Please list all lines of the material below in which the string "Sicht" occurs.

begin Records

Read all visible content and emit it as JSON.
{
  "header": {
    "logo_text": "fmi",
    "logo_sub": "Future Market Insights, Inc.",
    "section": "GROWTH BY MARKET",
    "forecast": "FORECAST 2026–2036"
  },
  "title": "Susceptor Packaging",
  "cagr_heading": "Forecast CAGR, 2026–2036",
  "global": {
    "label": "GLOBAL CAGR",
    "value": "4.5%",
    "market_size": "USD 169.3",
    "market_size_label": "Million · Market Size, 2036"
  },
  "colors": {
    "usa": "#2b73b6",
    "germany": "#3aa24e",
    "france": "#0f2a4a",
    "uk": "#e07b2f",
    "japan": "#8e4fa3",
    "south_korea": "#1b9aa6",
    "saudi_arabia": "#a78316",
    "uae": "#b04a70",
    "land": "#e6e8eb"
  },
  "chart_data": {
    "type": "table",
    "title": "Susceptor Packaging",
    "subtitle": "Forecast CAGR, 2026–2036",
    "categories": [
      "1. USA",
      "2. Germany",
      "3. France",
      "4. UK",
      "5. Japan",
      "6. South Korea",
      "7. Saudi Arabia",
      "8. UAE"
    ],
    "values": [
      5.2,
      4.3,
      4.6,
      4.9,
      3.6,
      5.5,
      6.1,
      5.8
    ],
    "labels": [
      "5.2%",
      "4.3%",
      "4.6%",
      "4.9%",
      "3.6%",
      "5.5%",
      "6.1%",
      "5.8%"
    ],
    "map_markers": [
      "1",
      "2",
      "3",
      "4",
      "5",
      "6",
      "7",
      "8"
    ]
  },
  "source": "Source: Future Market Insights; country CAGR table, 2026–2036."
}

end Records
begin Records

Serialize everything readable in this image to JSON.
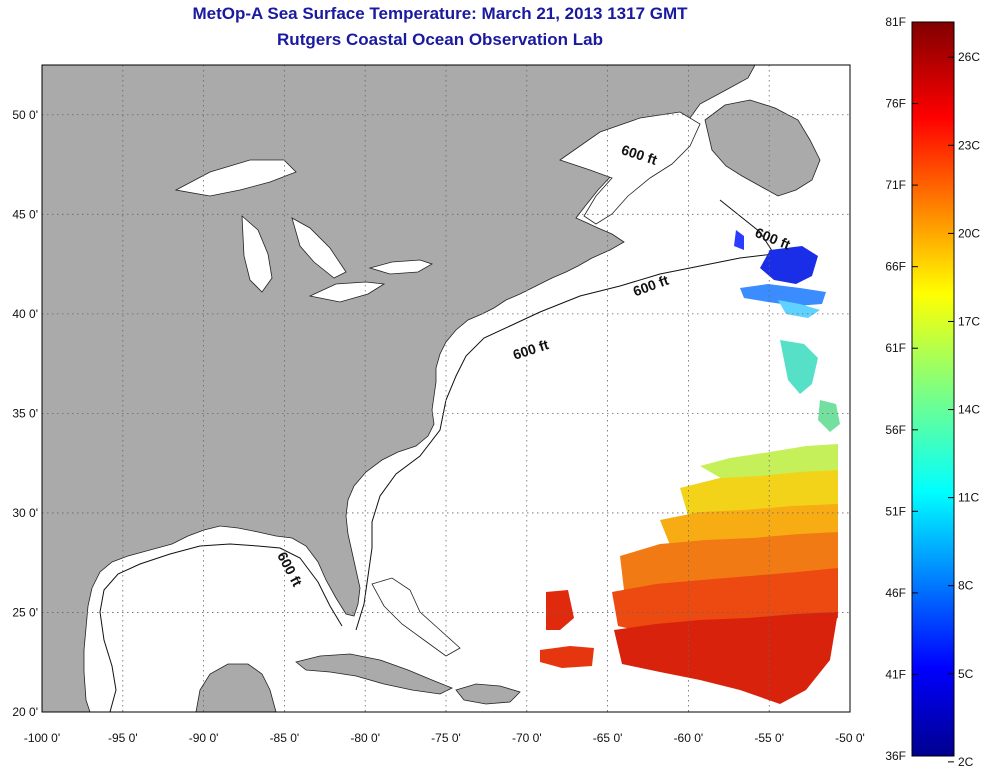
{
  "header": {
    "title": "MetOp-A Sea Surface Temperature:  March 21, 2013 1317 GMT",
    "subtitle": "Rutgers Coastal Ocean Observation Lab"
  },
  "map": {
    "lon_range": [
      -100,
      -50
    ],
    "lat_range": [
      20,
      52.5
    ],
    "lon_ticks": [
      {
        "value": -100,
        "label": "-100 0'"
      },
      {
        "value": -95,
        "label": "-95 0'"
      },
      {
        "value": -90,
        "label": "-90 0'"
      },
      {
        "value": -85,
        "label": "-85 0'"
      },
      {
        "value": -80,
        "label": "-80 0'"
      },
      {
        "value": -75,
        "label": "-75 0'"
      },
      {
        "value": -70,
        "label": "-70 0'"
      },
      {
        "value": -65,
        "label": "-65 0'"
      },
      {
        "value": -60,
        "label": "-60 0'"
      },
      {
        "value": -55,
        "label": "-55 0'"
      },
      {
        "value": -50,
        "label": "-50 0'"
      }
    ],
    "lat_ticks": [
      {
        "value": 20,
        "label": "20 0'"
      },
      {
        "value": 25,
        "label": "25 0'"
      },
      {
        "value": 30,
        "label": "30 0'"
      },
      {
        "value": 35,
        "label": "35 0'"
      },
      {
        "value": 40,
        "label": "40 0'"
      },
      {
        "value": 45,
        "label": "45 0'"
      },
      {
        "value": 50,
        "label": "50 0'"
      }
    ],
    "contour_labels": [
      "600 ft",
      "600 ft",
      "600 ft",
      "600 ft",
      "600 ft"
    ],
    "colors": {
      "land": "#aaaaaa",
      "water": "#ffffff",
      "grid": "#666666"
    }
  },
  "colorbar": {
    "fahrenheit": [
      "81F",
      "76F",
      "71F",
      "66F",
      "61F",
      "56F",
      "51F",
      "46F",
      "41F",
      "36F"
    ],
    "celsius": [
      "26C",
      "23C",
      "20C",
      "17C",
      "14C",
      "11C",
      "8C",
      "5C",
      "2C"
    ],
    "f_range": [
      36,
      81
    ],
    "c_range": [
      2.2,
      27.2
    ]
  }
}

end Records
begin Records

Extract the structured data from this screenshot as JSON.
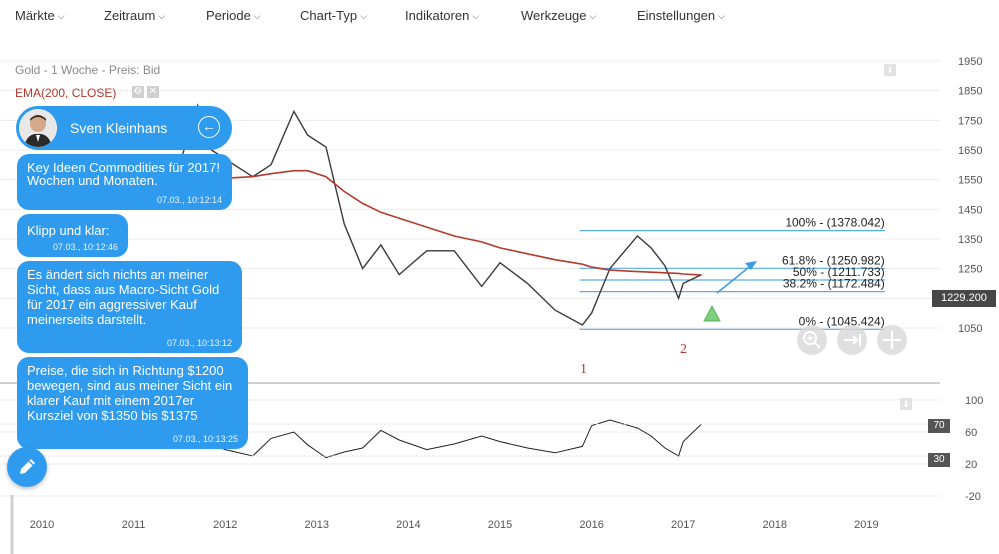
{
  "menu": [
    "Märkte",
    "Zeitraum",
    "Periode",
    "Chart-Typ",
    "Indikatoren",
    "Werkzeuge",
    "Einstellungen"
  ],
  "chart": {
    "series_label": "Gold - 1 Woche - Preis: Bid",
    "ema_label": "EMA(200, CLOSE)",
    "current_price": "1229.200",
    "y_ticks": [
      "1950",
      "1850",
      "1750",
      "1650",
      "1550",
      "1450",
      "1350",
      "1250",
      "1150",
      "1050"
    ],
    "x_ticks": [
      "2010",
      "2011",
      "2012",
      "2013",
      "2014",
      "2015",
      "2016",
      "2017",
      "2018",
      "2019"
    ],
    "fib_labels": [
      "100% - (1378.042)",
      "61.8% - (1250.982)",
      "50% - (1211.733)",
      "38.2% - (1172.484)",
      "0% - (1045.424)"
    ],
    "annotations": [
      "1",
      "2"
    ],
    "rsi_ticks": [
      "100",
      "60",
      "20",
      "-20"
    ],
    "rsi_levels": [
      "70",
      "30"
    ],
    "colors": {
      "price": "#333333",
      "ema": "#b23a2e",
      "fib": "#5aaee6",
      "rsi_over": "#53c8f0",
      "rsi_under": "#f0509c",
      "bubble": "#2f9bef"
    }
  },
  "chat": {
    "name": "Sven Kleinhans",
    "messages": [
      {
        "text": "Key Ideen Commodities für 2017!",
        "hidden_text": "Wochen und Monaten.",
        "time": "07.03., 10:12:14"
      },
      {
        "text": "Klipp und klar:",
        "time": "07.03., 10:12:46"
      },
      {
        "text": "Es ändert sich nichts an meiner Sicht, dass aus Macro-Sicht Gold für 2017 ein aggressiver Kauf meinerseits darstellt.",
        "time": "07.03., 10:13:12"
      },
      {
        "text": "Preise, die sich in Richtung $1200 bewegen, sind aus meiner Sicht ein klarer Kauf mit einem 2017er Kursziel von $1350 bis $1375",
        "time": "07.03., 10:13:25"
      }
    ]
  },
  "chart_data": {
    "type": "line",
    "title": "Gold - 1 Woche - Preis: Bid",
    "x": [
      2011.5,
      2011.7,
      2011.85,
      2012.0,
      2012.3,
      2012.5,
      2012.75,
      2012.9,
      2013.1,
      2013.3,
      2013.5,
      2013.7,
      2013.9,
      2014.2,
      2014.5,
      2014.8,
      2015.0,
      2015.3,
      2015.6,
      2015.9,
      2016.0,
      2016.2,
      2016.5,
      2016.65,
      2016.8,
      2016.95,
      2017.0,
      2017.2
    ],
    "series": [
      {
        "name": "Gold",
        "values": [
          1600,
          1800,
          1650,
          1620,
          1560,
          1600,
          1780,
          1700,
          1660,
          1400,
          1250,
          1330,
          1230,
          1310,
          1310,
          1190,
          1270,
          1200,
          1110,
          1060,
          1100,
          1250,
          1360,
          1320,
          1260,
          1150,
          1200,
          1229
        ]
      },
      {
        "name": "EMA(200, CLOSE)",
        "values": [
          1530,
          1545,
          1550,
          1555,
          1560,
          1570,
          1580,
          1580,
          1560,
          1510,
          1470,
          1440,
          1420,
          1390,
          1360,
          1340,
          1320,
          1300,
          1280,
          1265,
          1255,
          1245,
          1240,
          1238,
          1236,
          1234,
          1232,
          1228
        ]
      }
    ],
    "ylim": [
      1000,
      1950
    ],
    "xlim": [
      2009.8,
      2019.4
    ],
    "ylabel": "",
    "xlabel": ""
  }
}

end Records

#### [Output for this exercise]
        "text": "Es ändert sich nichts an meiner Sicht, dass aus Macro-Sicht Gold für 2017 ein aggressiver Kauf meinerseits darstellt.",
        "text": "Preise, die sich in Richtung $1200 bewegen, sind aus meiner Sicht ein klarer Kauf mit einem 2017er Kursziel von $1350 bis $1375",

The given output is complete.